━━━ EXTRACTED ENTRIES
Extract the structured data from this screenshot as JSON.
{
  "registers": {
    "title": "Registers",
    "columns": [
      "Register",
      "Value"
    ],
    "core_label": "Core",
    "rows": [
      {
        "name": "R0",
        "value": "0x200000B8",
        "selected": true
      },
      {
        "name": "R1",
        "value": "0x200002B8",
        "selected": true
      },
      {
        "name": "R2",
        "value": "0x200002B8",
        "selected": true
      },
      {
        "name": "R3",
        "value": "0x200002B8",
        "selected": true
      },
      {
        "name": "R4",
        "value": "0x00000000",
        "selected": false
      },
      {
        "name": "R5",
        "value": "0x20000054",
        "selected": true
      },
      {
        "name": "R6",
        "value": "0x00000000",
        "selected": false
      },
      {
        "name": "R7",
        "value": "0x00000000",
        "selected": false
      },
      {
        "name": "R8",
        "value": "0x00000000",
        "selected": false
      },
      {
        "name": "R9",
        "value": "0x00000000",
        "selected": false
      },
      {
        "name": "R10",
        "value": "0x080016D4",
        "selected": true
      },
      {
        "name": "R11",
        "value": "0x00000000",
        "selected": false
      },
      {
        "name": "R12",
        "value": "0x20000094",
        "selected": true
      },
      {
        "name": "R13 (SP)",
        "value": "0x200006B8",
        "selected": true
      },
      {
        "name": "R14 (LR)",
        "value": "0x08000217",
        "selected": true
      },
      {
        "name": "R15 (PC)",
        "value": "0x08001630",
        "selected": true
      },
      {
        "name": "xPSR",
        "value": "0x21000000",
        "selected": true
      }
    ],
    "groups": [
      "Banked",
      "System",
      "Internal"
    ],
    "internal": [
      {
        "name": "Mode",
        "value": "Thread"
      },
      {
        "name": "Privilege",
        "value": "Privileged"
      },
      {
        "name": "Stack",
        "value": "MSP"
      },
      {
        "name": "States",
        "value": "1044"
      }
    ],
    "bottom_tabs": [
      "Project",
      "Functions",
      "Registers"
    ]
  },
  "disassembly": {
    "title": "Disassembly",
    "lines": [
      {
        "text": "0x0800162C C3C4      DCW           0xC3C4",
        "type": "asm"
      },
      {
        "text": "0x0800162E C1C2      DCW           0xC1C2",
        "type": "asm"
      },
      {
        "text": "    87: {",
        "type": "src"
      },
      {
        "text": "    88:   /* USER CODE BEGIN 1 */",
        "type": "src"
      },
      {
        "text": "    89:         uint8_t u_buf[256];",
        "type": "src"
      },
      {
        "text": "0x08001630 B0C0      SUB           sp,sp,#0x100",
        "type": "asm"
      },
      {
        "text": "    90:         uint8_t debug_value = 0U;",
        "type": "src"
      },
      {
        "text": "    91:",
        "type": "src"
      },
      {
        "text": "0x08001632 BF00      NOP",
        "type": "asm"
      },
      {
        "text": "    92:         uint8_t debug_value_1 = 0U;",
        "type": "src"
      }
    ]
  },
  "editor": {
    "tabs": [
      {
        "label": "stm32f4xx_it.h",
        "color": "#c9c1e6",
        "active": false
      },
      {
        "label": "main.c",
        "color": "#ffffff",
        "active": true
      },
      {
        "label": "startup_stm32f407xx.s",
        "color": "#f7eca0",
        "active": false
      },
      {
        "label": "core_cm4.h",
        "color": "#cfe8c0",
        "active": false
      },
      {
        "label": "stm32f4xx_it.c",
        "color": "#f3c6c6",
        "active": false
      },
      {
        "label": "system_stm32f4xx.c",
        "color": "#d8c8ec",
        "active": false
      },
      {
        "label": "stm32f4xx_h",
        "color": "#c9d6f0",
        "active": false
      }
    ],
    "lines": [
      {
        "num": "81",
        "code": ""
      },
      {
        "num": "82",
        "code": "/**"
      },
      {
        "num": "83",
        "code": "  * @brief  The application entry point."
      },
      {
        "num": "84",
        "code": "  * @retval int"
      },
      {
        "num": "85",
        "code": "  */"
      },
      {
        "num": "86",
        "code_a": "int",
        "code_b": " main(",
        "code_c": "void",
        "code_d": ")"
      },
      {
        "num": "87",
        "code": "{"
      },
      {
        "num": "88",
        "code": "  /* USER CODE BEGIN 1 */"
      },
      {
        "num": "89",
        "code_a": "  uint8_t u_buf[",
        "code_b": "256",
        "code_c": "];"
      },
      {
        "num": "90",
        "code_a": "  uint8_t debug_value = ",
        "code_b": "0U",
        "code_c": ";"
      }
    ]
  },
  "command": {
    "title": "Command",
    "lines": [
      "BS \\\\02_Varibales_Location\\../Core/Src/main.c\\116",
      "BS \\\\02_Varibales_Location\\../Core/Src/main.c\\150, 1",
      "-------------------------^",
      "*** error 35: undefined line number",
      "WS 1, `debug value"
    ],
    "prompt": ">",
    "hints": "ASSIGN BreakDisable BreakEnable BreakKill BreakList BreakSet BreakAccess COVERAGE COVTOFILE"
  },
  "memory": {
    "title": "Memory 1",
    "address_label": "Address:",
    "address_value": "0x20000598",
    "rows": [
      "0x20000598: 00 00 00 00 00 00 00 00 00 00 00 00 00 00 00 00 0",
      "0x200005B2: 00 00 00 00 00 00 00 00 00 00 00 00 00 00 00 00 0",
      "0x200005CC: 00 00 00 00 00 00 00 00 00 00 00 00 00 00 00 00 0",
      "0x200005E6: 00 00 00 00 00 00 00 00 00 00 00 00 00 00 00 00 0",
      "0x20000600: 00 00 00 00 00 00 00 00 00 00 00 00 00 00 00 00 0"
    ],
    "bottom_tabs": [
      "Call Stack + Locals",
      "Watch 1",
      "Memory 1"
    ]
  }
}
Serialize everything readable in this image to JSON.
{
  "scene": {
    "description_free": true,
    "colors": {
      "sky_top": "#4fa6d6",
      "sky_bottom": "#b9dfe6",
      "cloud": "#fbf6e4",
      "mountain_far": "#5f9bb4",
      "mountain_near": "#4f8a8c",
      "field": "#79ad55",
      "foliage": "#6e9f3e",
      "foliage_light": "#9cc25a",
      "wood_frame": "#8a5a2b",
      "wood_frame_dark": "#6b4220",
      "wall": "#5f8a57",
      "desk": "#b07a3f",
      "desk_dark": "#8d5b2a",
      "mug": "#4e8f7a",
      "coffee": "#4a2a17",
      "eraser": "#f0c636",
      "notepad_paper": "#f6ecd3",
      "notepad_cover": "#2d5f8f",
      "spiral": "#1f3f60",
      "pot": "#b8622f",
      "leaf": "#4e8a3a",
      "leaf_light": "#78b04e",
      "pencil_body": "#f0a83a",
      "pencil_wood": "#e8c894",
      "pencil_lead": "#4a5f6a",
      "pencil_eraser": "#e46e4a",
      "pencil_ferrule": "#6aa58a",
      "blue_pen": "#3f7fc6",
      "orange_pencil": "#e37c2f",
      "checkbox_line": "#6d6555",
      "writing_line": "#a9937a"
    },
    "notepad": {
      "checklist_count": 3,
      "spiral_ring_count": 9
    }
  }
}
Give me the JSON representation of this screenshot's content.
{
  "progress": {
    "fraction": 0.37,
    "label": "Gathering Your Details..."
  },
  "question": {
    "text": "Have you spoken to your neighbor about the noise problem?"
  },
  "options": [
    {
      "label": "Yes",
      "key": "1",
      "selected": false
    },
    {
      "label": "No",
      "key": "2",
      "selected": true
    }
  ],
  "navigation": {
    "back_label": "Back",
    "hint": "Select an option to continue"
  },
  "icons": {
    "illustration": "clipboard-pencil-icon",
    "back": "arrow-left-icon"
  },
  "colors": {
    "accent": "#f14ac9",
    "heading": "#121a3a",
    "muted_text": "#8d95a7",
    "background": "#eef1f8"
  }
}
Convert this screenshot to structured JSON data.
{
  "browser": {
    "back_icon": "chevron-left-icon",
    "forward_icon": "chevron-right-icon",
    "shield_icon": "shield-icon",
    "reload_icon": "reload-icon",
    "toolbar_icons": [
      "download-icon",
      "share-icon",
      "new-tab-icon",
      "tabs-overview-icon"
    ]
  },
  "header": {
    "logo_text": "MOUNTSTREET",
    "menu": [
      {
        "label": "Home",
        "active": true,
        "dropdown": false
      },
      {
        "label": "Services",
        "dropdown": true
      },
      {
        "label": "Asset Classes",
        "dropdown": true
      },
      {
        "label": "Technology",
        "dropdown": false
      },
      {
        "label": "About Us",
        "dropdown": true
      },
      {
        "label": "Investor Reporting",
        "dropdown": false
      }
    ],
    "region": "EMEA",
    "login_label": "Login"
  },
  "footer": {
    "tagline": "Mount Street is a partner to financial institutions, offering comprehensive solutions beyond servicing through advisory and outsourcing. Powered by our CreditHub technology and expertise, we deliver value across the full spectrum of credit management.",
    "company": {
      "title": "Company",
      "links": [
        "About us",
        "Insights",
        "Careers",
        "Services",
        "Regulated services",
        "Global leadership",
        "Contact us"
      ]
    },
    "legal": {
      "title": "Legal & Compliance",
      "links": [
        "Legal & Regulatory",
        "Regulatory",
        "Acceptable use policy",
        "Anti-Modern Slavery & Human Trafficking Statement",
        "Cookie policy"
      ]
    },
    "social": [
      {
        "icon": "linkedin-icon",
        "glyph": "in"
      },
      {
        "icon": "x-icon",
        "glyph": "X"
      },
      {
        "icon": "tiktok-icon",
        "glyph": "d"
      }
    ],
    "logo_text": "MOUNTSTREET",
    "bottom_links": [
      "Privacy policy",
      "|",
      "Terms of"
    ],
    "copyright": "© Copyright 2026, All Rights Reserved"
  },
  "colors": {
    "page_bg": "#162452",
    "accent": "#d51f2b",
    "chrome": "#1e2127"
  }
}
━━━━━━
GOAL: Search the listing for the word "main" and return each line that holds it.

THE OUTPUT:
        "label": "main.c",
        "code_b": " main(",
      "BS \\\\02_Varibales_Location\\../Core/Src/main.c\\116",
      "BS \\\\02_Varibales_Location\\../Core/Src/main.c\\150, 1",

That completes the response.